◆ **Material shown**:
>>>>

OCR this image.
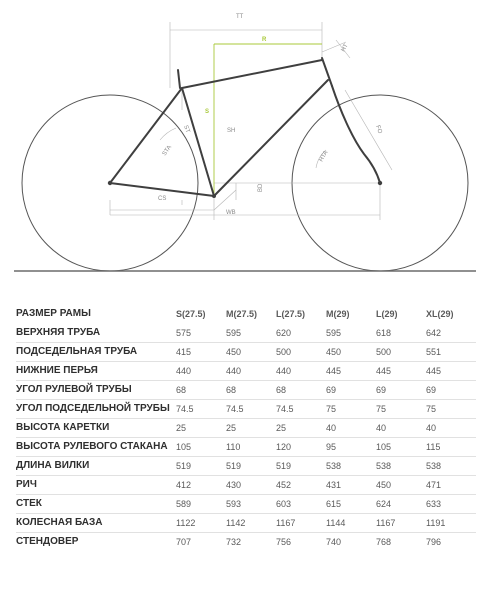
TT
R
HT
ST
S
SH
STA
FO
HTA
CS
BD
WB
РАЗМЕР РАМЫ	S(27.5)	M(27.5)	L(27.5)	M(29)	L(29)	XL(29)
ВЕРХНЯЯ ТРУБА	575	595	620	595	618	642
ПОДСЕДЕЛЬНАЯ ТРУБА	415	450	500	450	500	551
НИЖНИЕ ПЕРЬЯ	440	440	440	445	445	445
УГОЛ РУЛЕВОЙ ТРУБЫ	68	68	68	69	69	69
УГОЛ ПОДСЕДЕЛЬНОЙ ТРУБЫ	74.5	74.5	74.5	75	75	75
ВЫСОТА КАРЕТКИ	25	25	25	40	40	40
ВЫСОТА РУЛЕВОГО СТАКАНА	105	110	120	95	105	115
ДЛИНА ВИЛКИ	519	519	519	538	538	538
РИЧ	412	430	452	431	450	471
СТЕК	589	593	603	615	624	633
КОЛЕСНАЯ БАЗА	1122	1142	1167	1144	1167	1191
СТЕНДОВЕР	707	732	756	740	768	796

<<<<

◆ **Task goal**: Copy every line of the material in which the word "УГОЛ" occurs.

◆ **Reply to the task**:
УГОЛ РУЛЕВОЙ ТРУБЫ	68	68	68	69	69	69
УГОЛ ПОДСЕДЕЛЬНОЙ ТРУБЫ	74.5	74.5	74.5	75	75	75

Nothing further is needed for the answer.